→ Extracted entries
***
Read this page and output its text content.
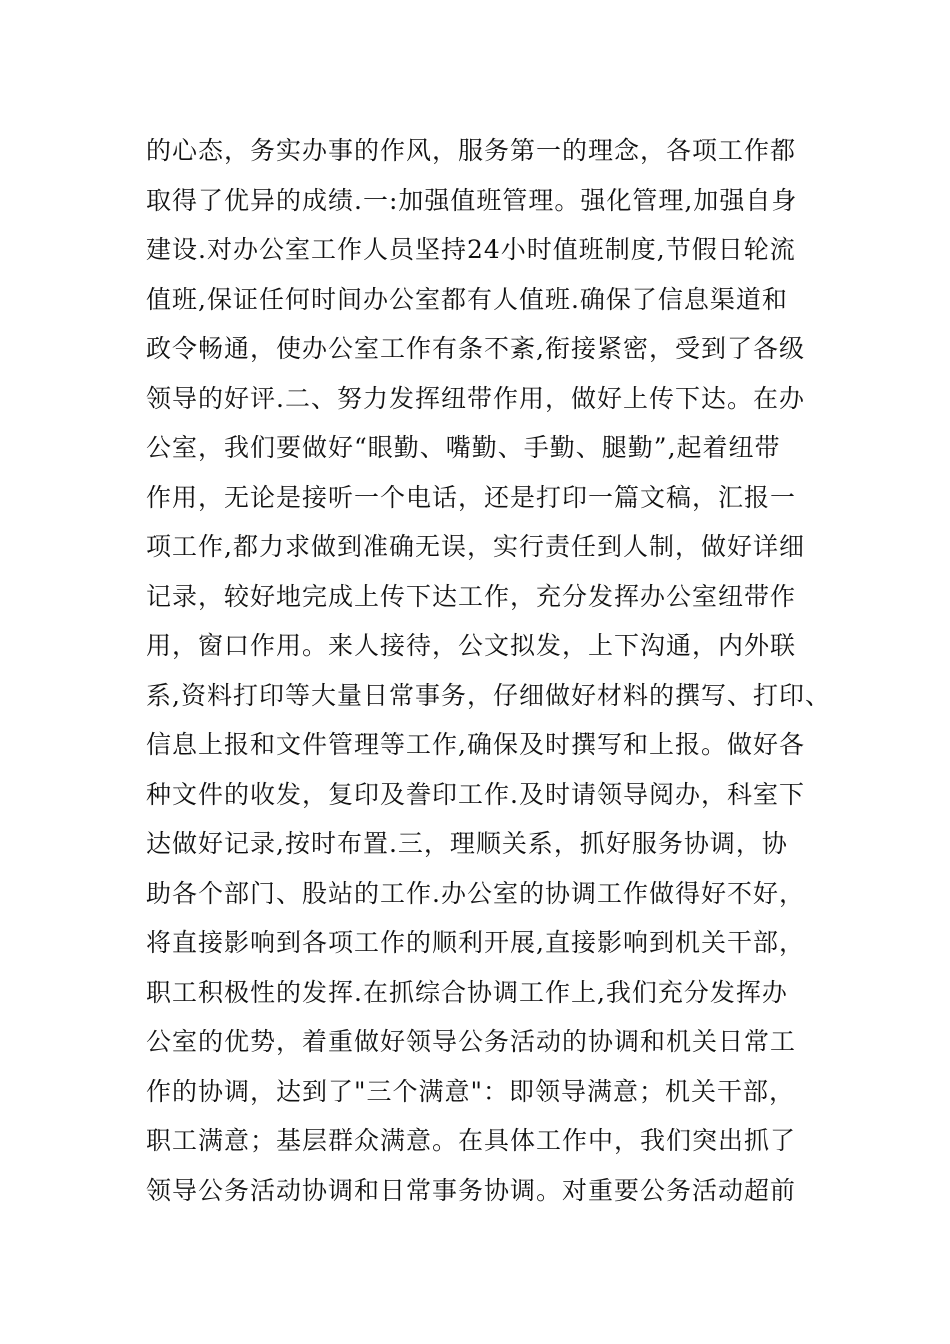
的心态，务实办事的作风，服务第一的理念，各项工作都
取得了优异的成绩.一:加强值班管理。强化管理,加强自身
建设.对办公室工作人员坚持24小时值班制度,节假日轮流
值班,保证任何时间办公室都有人值班.确保了信息渠道和
政令畅通，使办公室工作有条不紊,衔接紧密，受到了各级
领导的好评.二、努力发挥纽带作用，做好上传下达。在办
公室，我们要做好“眼勤、嘴勤、手勤、腿勤”,起着纽带
作用，无论是接听一个电话，还是打印一篇文稿，汇报一
项工作,都力求做到准确无误，实行责任到人制，做好详细
记录，较好地完成上传下达工作，充分发挥办公室纽带作
用，窗口作用。来人接待，公文拟发，上下沟通，内外联
系,资料打印等大量日常事务，仔细做好材料的撰写、打印、
信息上报和文件管理等工作,确保及时撰写和上报。做好各
种文件的收发，复印及誊印工作.及时请领导阅办，科室下
达做好记录,按时布置.三，理顺关系，抓好服务协调，协
助各个部门、股站的工作.办公室的协调工作做得好不好，
将直接影响到各项工作的顺利开展,直接影响到机关干部，
职工积极性的发挥.在抓综合协调工作上,我们充分发挥办
公室的优势，着重做好领导公务活动的协调和机关日常工
作的协调，达到了"三个满意"：即领导满意；机关干部，
职工满意；基层群众满意。在具体工作中，我们突出抓了
领导公务活动协调和日常事务协调。对重要公务活动超前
***
Output each line exactly; omit every picture.

→ Exercise output
Read this page and output its text content.
的心态，务实办事的作风，服务第一的理念，各项工作都
取得了优异的成绩.一:加强值班管理。强化管理,加强自身
建设.对办公室工作人员坚持24小时值班制度,节假日轮流
值班,保证任何时间办公室都有人值班.确保了信息渠道和
政令畅通，使办公室工作有条不紊,衔接紧密，受到了各级
领导的好评.二、努力发挥纽带作用，做好上传下达。在办
公室，我们要做好“眼勤、嘴勤、手勤、腿勤”,起着纽带
作用，无论是接听一个电话，还是打印一篇文稿，汇报一
项工作,都力求做到准确无误，实行责任到人制，做好详细
记录，较好地完成上传下达工作，充分发挥办公室纽带作
用，窗口作用。来人接待，公文拟发，上下沟通，内外联
系,资料打印等大量日常事务，仔细做好材料的撰写、打印、
信息上报和文件管理等工作,确保及时撰写和上报。做好各
种文件的收发，复印及誊印工作.及时请领导阅办，科室下
达做好记录,按时布置.三，理顺关系，抓好服务协调，协
助各个部门、股站的工作.办公室的协调工作做得好不好，
将直接影响到各项工作的顺利开展,直接影响到机关干部，
职工积极性的发挥.在抓综合协调工作上,我们充分发挥办
公室的优势，着重做好领导公务活动的协调和机关日常工
作的协调，达到了"三个满意"：即领导满意；机关干部，
职工满意；基层群众满意。在具体工作中，我们突出抓了
领导公务活动协调和日常事务协调。对重要公务活动超前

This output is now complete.